*Task instructions*: Identify each line below containing the string "rgba" and copy it.

*Stored rows*:
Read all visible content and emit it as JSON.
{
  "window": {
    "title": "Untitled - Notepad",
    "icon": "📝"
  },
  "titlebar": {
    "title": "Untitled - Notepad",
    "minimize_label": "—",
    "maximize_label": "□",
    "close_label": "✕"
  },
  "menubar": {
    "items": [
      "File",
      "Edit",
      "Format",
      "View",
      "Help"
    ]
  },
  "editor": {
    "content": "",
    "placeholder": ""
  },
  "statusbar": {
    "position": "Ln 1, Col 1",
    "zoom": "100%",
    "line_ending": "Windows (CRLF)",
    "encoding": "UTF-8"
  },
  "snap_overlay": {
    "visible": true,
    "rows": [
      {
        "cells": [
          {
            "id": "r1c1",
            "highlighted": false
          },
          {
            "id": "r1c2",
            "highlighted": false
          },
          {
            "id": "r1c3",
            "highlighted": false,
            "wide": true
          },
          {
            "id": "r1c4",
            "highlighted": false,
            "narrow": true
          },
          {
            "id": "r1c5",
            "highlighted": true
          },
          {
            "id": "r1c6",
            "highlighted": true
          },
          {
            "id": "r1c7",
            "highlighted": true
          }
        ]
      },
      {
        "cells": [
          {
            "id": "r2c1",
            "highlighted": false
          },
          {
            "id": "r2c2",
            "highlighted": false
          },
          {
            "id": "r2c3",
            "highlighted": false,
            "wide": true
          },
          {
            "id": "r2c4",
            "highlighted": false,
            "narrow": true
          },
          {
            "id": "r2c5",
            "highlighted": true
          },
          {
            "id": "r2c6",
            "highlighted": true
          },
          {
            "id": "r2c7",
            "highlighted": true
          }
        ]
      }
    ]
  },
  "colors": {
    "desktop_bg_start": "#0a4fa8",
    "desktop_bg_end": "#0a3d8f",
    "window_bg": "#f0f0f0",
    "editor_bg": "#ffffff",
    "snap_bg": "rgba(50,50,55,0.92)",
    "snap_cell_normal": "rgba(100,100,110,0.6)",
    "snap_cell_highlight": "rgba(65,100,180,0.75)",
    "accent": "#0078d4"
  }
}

*Solution to this exercise*:
    "snap_bg": "rgba(50,50,55,0.92)",
    "snap_cell_normal": "rgba(100,100,110,0.6)",
    "snap_cell_highlight": "rgba(65,100,180,0.75)",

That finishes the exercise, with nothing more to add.